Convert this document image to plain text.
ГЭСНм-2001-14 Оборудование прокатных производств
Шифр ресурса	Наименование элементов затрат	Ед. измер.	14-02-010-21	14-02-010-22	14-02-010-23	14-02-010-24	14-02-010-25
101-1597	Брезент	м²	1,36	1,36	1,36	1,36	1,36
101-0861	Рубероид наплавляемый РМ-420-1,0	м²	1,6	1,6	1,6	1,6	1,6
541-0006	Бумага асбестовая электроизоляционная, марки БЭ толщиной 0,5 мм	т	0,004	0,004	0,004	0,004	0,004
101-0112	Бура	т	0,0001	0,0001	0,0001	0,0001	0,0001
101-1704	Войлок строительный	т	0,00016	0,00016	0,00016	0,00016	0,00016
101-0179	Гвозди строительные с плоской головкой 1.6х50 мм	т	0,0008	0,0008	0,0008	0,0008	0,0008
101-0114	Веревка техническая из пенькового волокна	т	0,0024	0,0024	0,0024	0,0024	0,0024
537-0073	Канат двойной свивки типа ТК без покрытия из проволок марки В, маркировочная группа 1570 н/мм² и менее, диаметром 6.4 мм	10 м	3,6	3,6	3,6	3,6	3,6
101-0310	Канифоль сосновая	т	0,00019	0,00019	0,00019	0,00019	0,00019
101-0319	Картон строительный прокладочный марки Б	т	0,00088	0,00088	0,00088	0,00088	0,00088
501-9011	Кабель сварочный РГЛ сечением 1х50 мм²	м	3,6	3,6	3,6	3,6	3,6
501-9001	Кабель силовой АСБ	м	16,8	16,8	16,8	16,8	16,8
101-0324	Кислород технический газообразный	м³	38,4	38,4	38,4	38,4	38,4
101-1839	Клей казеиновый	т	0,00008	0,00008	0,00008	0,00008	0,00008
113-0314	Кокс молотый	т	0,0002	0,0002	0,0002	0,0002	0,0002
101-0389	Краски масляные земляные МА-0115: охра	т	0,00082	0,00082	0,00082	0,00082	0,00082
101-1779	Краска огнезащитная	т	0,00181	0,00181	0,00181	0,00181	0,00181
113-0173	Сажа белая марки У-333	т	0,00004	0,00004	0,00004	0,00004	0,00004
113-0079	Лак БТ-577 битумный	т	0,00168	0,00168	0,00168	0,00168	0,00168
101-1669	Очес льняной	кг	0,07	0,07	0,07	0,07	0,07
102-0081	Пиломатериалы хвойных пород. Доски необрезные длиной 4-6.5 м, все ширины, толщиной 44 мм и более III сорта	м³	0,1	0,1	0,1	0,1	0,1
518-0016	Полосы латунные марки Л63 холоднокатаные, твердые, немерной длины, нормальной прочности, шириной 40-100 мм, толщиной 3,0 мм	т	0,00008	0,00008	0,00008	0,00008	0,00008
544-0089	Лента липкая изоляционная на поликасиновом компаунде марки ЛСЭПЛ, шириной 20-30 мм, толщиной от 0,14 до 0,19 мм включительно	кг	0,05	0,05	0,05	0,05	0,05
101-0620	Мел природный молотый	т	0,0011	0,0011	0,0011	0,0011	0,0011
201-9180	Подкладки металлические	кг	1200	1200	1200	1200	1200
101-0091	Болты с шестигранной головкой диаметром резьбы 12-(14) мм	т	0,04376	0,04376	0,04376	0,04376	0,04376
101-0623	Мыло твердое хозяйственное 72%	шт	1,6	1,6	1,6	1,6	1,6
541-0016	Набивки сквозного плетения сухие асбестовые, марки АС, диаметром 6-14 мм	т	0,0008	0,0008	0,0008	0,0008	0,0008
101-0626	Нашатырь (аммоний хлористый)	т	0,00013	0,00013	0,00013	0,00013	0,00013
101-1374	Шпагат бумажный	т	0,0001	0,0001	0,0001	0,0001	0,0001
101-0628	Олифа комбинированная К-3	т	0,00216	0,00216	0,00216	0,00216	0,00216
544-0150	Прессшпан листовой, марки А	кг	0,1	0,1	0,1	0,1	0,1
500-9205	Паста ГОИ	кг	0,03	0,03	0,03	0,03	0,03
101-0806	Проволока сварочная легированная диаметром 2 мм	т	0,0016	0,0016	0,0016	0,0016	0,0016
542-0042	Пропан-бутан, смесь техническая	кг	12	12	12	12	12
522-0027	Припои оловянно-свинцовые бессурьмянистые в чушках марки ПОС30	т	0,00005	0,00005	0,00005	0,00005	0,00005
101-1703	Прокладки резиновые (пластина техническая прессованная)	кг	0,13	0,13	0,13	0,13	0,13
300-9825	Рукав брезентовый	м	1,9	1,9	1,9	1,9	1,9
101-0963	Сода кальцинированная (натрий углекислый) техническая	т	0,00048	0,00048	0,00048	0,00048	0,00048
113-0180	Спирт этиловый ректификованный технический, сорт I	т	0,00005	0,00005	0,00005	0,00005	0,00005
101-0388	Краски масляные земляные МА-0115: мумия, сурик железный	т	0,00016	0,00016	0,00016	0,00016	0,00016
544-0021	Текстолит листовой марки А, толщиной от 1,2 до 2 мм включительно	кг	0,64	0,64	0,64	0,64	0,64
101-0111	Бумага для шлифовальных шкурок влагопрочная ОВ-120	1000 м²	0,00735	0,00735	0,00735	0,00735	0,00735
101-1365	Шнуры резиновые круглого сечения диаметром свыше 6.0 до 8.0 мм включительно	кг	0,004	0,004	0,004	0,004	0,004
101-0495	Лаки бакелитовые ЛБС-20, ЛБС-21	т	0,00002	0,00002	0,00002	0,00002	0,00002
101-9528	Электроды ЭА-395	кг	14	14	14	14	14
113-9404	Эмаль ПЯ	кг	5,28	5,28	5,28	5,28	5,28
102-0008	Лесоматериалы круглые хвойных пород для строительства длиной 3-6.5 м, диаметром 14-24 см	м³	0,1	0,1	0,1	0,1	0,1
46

**EXERCISE TASK**: Write out the records shown above, exactly as they appear.

**RESPONSE**:
Convert this document image to plain text.
ГЭСНм-2001-14 Оборудование прокатных производств
Шифр ресурса	Наименование элементов затрат	Ед. измер.	14-02-010-21	14-02-010-22	14-02-010-23	14-02-010-24	14-02-010-25
101-1597	Брезент	м²	1,36	1,36	1,36	1,36	1,36
101-0861	Рубероид наплавляемый РМ-420-1,0	м²	1,6	1,6	1,6	1,6	1,6
541-0006	Бумага асбестовая электроизоляционная, марки БЭ толщиной 0,5 мм	т	0,004	0,004	0,004	0,004	0,004
101-0112	Бура	т	0,0001	0,0001	0,0001	0,0001	0,0001
101-1704	Войлок строительный	т	0,00016	0,00016	0,00016	0,00016	0,00016
101-0179	Гвозди строительные с плоской головкой 1.6х50 мм	т	0,0008	0,0008	0,0008	0,0008	0,0008
101-0114	Веревка техническая из пенькового волокна	т	0,0024	0,0024	0,0024	0,0024	0,0024
537-0073	Канат двойной свивки типа ТК без покрытия из проволок марки В, маркировочная группа 1570 н/мм² и менее, диаметром 6.4 мм	10 м	3,6	3,6	3,6	3,6	3,6
101-0310	Канифоль сосновая	т	0,00019	0,00019	0,00019	0,00019	0,00019
101-0319	Картон строительный прокладочный марки Б	т	0,00088	0,00088	0,00088	0,00088	0,00088
501-9011	Кабель сварочный РГЛ сечением 1х50 мм²	м	3,6	3,6	3,6	3,6	3,6
501-9001	Кабель силовой АСБ	м	16,8	16,8	16,8	16,8	16,8
101-0324	Кислород технический газообразный	м³	38,4	38,4	38,4	38,4	38,4
101-1839	Клей казеиновый	т	0,00008	0,00008	0,00008	0,00008	0,00008
113-0314	Кокс молотый	т	0,0002	0,0002	0,0002	0,0002	0,0002
101-0389	Краски масляные земляные МА-0115: охра	т	0,00082	0,00082	0,00082	0,00082	0,00082
101-1779	Краска огнезащитная	т	0,00181	0,00181	0,00181	0,00181	0,00181
113-0173	Сажа белая марки У-333	т	0,00004	0,00004	0,00004	0,00004	0,00004
113-0079	Лак БТ-577 битумный	т	0,00168	0,00168	0,00168	0,00168	0,00168
101-1669	Очес льняной	кг	0,07	0,07	0,07	0,07	0,07
102-0081	Пиломатериалы хвойных пород. Доски необрезные длиной 4-6.5 м, все ширины, толщиной 44 мм и более III сорта	м³	0,1	0,1	0,1	0,1	0,1
518-0016	Полосы латунные марки Л63 холоднокатаные, твердые, немерной длины, нормальной прочности, шириной 40-100 мм, толщиной 3,0 мм	т	0,00008	0,00008	0,00008	0,00008	0,00008
544-0089	Лента липкая изоляционная на поликасиновом компаунде марки ЛСЭПЛ, шириной 20-30 мм, толщиной от 0,14 до 0,19 мм включительно	кг	0,05	0,05	0,05	0,05	0,05
101-0620	Мел природный молотый	т	0,0011	0,0011	0,0011	0,0011	0,0011
201-9180	Подкладки металлические	кг	1200	1200	1200	1200	1200
101-0091	Болты с шестигранной головкой диаметром резьбы 12-(14) мм	т	0,04376	0,04376	0,04376	0,04376	0,04376
101-0623	Мыло твердое хозяйственное 72%	шт	1,6	1,6	1,6	1,6	1,6
541-0016	Набивки сквозного плетения сухие асбестовые, марки АС, диаметром 6-14 мм	т	0,0008	0,0008	0,0008	0,0008	0,0008
101-0626	Нашатырь (аммоний хлористый)	т	0,00013	0,00013	0,00013	0,00013	0,00013
101-1374	Шпагат бумажный	т	0,0001	0,0001	0,0001	0,0001	0,0001
101-0628	Олифа комбинированная К-3	т	0,00216	0,00216	0,00216	0,00216	0,00216
544-0150	Прессшпан листовой, марки А	кг	0,1	0,1	0,1	0,1	0,1
500-9205	Паста ГОИ	кг	0,03	0,03	0,03	0,03	0,03
101-0806	Проволока сварочная легированная диаметром 2 мм	т	0,0016	0,0016	0,0016	0,0016	0,0016
542-0042	Пропан-бутан, смесь техническая	кг	12	12	12	12	12
522-0027	Припои оловянно-свинцовые бессурьмянистые в чушках марки ПОС30	т	0,00005	0,00005	0,00005	0,00005	0,00005
101-1703	Прокладки резиновые (пластина техническая прессованная)	кг	0,13	0,13	0,13	0,13	0,13
300-9825	Рукав брезентовый	м	1,9	1,9	1,9	1,9	1,9
101-0963	Сода кальцинированная (натрий углекислый) техническая	т	0,00048	0,00048	0,00048	0,00048	0,00048
113-0180	Спирт этиловый ректификованный технический, сорт I	т	0,00005	0,00005	0,00005	0,00005	0,00005
101-0388	Краски масляные земляные МА-0115: мумия, сурик железный	т	0,00016	0,00016	0,00016	0,00016	0,00016
544-0021	Текстолит листовой марки А, толщиной от 1,2 до 2 мм включительно	кг	0,64	0,64	0,64	0,64	0,64
101-0111	Бумага для шлифовальных шкурок влагопрочная ОВ-120	1000 м²	0,00735	0,00735	0,00735	0,00735	0,00735
101-1365	Шнуры резиновые круглого сечения диаметром свыше 6.0 до 8.0 мм включительно	кг	0,004	0,004	0,004	0,004	0,004
101-0495	Лаки бакелитовые ЛБС-20, ЛБС-21	т	0,00002	0,00002	0,00002	0,00002	0,00002
101-9528	Электроды ЭА-395	кг	14	14	14	14	14
113-9404	Эмаль ПЯ	кг	5,28	5,28	5,28	5,28	5,28
102-0008	Лесоматериалы круглые хвойных пород для строительства длиной 3-6.5 м, диаметром 14-24 см	м³	0,1	0,1	0,1	0,1	0,1
46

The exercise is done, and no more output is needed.